Dataset rows about figures
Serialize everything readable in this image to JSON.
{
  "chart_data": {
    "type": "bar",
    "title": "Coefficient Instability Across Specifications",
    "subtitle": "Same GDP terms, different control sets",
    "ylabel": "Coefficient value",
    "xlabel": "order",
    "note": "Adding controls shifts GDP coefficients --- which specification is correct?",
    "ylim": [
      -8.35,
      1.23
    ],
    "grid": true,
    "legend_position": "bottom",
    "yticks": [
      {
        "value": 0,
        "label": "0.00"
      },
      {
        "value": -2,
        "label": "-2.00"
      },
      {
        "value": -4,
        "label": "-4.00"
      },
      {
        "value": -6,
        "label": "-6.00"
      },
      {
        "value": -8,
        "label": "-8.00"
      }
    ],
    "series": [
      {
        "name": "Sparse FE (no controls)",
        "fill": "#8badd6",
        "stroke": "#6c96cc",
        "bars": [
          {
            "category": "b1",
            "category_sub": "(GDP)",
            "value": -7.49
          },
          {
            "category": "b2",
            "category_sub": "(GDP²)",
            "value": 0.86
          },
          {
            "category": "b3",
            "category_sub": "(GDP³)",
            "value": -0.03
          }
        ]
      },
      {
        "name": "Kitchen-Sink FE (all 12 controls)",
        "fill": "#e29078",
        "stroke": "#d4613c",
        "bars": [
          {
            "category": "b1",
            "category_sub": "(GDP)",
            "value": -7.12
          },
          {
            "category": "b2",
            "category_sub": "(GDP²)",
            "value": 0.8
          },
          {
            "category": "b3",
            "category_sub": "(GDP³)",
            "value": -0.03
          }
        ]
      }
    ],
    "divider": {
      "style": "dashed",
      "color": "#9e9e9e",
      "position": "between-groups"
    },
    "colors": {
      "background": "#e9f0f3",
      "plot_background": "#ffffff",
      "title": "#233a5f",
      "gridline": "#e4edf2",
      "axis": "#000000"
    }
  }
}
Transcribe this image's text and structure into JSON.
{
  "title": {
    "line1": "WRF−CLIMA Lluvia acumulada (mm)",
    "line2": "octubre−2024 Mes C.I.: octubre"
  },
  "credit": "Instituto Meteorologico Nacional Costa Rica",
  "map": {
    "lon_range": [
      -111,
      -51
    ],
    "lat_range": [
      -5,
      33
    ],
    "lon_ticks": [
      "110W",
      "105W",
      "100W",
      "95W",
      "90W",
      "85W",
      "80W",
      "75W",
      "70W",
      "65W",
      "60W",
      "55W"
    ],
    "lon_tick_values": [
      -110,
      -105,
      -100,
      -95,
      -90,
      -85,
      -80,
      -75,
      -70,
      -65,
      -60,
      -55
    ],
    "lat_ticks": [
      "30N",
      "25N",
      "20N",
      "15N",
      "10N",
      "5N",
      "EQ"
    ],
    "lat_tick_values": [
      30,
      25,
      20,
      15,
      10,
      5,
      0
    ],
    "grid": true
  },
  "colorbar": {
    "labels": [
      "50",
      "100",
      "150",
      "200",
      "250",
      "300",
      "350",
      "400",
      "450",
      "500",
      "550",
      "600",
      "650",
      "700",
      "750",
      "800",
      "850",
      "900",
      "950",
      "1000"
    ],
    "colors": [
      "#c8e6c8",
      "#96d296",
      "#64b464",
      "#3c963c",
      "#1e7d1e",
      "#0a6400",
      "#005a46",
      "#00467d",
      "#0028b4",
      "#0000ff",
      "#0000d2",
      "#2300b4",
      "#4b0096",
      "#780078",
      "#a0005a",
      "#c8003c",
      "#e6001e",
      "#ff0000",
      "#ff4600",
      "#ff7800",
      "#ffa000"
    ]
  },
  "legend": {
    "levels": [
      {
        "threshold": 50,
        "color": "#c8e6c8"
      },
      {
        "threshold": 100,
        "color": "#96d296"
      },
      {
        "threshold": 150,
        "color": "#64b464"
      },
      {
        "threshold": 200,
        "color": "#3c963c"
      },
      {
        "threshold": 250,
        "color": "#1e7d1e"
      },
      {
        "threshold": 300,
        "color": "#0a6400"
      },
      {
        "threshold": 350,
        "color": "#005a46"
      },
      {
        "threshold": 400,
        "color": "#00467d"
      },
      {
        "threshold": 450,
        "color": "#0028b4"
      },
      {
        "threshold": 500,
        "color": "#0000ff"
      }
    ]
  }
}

Task details
Copy out every entry again, exactly as it was given.

Solution for this exercise
Serialize everything readable in this image to JSON.
{
  "chart_data": {
    "type": "bar",
    "title": "Coefficient Instability Across Specifications",
    "subtitle": "Same GDP terms, different control sets",
    "ylabel": "Coefficient value",
    "xlabel": "order",
    "note": "Adding controls shifts GDP coefficients --- which specification is correct?",
    "ylim": [
      -8.35,
      1.23
    ],
    "grid": true,
    "legend_position": "bottom",
    "yticks": [
      {
        "value": 0,
        "label": "0.00"
      },
      {
        "value": -2,
        "label": "-2.00"
      },
      {
        "value": -4,
        "label": "-4.00"
      },
      {
        "value": -6,
        "label": "-6.00"
      },
      {
        "value": -8,
        "label": "-8.00"
      }
    ],
    "series": [
      {
        "name": "Sparse FE (no controls)",
        "fill": "#8badd6",
        "stroke": "#6c96cc",
        "bars": [
          {
            "category": "b1",
            "category_sub": "(GDP)",
            "value": -7.49
          },
          {
            "category": "b2",
            "category_sub": "(GDP²)",
            "value": 0.86
          },
          {
            "category": "b3",
            "category_sub": "(GDP³)",
            "value": -0.03
          }
        ]
      },
      {
        "name": "Kitchen-Sink FE (all 12 controls)",
        "fill": "#e29078",
        "stroke": "#d4613c",
        "bars": [
          {
            "category": "b1",
            "category_sub": "(GDP)",
            "value": -7.12
          },
          {
            "category": "b2",
            "category_sub": "(GDP²)",
            "value": 0.8
          },
          {
            "category": "b3",
            "category_sub": "(GDP³)",
            "value": -0.03
          }
        ]
      }
    ],
    "divider": {
      "style": "dashed",
      "color": "#9e9e9e",
      "position": "between-groups"
    },
    "colors": {
      "background": "#e9f0f3",
      "plot_background": "#ffffff",
      "title": "#233a5f",
      "gridline": "#e4edf2",
      "axis": "#000000"
    }
  }
}
Transcribe this image's text and structure into JSON.
{
  "title": {
    "line1": "WRF−CLIMA Lluvia acumulada (mm)",
    "line2": "octubre−2024 Mes C.I.: octubre"
  },
  "credit": "Instituto Meteorologico Nacional Costa Rica",
  "map": {
    "lon_range": [
      -111,
      -51
    ],
    "lat_range": [
      -5,
      33
    ],
    "lon_ticks": [
      "110W",
      "105W",
      "100W",
      "95W",
      "90W",
      "85W",
      "80W",
      "75W",
      "70W",
      "65W",
      "60W",
      "55W"
    ],
    "lon_tick_values": [
      -110,
      -105,
      -100,
      -95,
      -90,
      -85,
      -80,
      -75,
      -70,
      -65,
      -60,
      -55
    ],
    "lat_ticks": [
      "30N",
      "25N",
      "20N",
      "15N",
      "10N",
      "5N",
      "EQ"
    ],
    "lat_tick_values": [
      30,
      25,
      20,
      15,
      10,
      5,
      0
    ],
    "grid": true
  },
  "colorbar": {
    "labels": [
      "50",
      "100",
      "150",
      "200",
      "250",
      "300",
      "350",
      "400",
      "450",
      "500",
      "550",
      "600",
      "650",
      "700",
      "750",
      "800",
      "850",
      "900",
      "950",
      "1000"
    ],
    "colors": [
      "#c8e6c8",
      "#96d296",
      "#64b464",
      "#3c963c",
      "#1e7d1e",
      "#0a6400",
      "#005a46",
      "#00467d",
      "#0028b4",
      "#0000ff",
      "#0000d2",
      "#2300b4",
      "#4b0096",
      "#780078",
      "#a0005a",
      "#c8003c",
      "#e6001e",
      "#ff0000",
      "#ff4600",
      "#ff7800",
      "#ffa000"
    ]
  },
  "legend": {
    "levels": [
      {
        "threshold": 50,
        "color": "#c8e6c8"
      },
      {
        "threshold": 100,
        "color": "#96d296"
      },
      {
        "threshold": 150,
        "color": "#64b464"
      },
      {
        "threshold": 200,
        "color": "#3c963c"
      },
      {
        "threshold": 250,
        "color": "#1e7d1e"
      },
      {
        "threshold": 300,
        "color": "#0a6400"
      },
      {
        "threshold": 350,
        "color": "#005a46"
      },
      {
        "threshold": 400,
        "color": "#00467d"
      },
      {
        "threshold": 450,
        "color": "#0028b4"
      },
      {
        "threshold": 500,
        "color": "#0000ff"
      }
    ]
  }
}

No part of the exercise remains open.